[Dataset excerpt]

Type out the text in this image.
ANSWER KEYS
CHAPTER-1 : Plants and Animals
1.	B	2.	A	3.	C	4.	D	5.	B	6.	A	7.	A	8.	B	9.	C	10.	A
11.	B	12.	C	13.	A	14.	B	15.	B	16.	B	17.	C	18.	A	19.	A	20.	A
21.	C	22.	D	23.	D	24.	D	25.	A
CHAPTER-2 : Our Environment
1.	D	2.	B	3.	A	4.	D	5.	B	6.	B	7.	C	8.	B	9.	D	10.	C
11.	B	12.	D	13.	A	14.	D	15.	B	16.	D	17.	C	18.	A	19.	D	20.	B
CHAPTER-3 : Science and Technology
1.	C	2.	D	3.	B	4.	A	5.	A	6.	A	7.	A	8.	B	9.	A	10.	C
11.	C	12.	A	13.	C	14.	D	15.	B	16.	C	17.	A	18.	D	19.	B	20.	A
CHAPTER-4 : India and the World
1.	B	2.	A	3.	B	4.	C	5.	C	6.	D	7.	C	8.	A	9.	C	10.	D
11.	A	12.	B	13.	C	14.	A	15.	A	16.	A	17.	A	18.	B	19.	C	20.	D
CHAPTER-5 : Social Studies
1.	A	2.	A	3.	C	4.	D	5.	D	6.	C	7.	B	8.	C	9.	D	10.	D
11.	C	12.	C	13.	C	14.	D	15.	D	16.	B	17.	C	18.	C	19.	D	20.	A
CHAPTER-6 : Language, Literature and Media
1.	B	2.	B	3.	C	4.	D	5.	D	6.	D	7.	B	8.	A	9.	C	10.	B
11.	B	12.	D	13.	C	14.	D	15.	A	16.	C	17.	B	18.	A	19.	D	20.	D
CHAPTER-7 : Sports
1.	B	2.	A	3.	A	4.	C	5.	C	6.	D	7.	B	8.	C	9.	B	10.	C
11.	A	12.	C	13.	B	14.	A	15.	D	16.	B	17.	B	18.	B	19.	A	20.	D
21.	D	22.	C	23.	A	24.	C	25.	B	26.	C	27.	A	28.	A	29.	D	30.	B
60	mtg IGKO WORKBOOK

#### Aim:
Copy every line exactly. Leave nothing out.

#### Answer to this task:
Type out the text in this image.
ANSWER KEYS
CHAPTER-1 : Plants and Animals
1.	B	2.	A	3.	C	4.	D	5.	B	6.	A	7.	A	8.	B	9.	C	10.	A
11.	B	12.	C	13.	A	14.	B	15.	B	16.	B	17.	C	18.	A	19.	A	20.	A
21.	C	22.	D	23.	D	24.	D	25.	A
CHAPTER-2 : Our Environment
1.	D	2.	B	3.	A	4.	D	5.	B	6.	B	7.	C	8.	B	9.	D	10.	C
11.	B	12.	D	13.	A	14.	D	15.	B	16.	D	17.	C	18.	A	19.	D	20.	B
CHAPTER-3 : Science and Technology
1.	C	2.	D	3.	B	4.	A	5.	A	6.	A	7.	A	8.	B	9.	A	10.	C
11.	C	12.	A	13.	C	14.	D	15.	B	16.	C	17.	A	18.	D	19.	B	20.	A
CHAPTER-4 : India and the World
1.	B	2.	A	3.	B	4.	C	5.	C	6.	D	7.	C	8.	A	9.	C	10.	D
11.	A	12.	B	13.	C	14.	A	15.	A	16.	A	17.	A	18.	B	19.	C	20.	D
CHAPTER-5 : Social Studies
1.	A	2.	A	3.	C	4.	D	5.	D	6.	C	7.	B	8.	C	9.	D	10.	D
11.	C	12.	C	13.	C	14.	D	15.	D	16.	B	17.	C	18.	C	19.	D	20.	A
CHAPTER-6 : Language, Literature and Media
1.	B	2.	B	3.	C	4.	D	5.	D	6.	D	7.	B	8.	A	9.	C	10.	B
11.	B	12.	D	13.	C	14.	D	15.	A	16.	C	17.	B	18.	A	19.	D	20.	D
CHAPTER-7 : Sports
1.	B	2.	A	3.	A	4.	C	5.	C	6.	D	7.	B	8.	C	9.	B	10.	C
11.	A	12.	C	13.	B	14.	A	15.	D	16.	B	17.	B	18.	B	19.	A	20.	D
21.	D	22.	C	23.	A	24.	C	25.	B	26.	C	27.	A	28.	A	29.	D	30.	B
60	mtg IGKO WORKBOOK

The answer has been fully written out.